Figure data in JSON
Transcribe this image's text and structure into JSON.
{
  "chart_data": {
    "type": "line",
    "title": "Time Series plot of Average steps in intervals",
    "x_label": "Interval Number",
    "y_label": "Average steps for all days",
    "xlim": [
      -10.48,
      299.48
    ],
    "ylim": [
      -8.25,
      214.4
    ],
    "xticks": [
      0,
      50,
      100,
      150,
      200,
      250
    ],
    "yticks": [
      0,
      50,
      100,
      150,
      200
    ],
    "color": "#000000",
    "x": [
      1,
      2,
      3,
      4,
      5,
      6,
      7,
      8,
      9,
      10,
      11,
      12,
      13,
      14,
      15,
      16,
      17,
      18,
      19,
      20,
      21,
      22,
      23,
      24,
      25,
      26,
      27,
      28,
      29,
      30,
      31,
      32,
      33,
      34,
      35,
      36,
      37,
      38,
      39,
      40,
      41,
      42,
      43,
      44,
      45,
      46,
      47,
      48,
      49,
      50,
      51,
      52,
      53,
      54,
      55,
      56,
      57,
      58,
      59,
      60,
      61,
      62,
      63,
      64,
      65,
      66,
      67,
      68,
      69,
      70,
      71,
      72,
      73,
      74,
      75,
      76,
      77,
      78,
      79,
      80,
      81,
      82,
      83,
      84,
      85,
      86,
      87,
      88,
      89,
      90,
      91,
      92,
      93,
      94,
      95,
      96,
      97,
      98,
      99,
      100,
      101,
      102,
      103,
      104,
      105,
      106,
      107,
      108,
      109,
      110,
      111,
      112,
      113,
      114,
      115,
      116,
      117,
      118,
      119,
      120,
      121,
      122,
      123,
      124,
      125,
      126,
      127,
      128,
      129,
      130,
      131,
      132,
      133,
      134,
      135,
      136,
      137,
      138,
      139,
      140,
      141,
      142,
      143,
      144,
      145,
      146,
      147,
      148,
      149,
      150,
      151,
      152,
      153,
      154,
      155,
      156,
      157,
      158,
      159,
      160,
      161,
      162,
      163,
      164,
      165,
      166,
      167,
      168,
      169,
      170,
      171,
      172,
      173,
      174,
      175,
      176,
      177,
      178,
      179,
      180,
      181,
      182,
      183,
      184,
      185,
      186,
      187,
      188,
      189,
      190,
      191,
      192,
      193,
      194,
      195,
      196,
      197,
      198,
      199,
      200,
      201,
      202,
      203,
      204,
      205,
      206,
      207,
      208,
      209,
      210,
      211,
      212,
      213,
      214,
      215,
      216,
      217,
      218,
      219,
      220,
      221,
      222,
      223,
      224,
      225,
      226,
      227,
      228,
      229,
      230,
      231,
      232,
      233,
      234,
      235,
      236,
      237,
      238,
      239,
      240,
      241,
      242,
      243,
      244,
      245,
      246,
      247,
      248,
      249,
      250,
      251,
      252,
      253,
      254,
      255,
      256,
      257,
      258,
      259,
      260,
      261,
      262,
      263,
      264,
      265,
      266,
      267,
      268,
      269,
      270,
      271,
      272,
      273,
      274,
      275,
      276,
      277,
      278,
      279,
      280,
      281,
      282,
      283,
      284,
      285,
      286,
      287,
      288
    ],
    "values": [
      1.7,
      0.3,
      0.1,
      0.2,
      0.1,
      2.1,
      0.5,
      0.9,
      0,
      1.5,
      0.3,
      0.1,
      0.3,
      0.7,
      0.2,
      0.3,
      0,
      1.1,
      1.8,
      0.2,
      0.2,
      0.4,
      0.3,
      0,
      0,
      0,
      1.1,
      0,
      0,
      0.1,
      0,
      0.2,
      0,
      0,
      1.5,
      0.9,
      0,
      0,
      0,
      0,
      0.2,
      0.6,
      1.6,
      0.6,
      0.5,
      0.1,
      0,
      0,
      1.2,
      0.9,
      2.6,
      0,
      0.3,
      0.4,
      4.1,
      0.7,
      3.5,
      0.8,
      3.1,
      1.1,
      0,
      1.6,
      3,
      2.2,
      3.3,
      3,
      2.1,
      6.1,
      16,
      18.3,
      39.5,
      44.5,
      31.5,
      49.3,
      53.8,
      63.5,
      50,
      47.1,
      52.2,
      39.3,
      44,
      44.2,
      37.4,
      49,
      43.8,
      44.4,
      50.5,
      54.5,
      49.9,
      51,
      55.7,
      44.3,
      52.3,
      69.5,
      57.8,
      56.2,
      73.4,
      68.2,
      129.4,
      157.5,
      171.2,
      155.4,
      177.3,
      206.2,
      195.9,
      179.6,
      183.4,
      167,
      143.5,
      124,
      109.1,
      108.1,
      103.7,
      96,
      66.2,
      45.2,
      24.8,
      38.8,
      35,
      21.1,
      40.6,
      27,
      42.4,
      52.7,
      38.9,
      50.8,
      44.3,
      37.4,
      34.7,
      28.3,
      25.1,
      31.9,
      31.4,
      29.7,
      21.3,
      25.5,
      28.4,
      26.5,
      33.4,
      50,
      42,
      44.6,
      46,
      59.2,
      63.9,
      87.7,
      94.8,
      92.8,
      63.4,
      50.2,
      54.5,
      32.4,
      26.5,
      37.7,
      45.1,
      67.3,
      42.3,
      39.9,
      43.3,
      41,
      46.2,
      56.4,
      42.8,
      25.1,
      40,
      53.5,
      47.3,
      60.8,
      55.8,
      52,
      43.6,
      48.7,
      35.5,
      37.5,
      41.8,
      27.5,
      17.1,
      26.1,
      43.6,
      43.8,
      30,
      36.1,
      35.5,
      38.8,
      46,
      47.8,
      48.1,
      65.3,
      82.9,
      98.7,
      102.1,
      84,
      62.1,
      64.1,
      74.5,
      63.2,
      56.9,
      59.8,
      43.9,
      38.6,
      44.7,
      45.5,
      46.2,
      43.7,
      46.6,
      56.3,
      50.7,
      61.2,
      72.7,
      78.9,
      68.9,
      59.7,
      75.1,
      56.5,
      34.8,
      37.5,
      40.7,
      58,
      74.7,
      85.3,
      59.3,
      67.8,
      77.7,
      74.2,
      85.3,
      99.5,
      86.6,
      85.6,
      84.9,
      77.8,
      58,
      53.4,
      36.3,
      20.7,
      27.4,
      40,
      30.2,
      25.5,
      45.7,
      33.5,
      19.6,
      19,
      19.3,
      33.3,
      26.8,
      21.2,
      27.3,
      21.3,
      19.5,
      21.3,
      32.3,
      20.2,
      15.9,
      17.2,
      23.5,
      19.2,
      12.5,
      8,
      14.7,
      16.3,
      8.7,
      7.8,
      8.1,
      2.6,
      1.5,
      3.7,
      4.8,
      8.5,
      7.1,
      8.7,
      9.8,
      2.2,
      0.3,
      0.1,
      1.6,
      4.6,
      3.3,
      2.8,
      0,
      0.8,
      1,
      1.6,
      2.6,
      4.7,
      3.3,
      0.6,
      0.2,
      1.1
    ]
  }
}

■ **DIRECTIONS**: Using the entries above, state how many lines include the word "steps", with no other words.

■ **ANSWER TO THIS TASK**: 2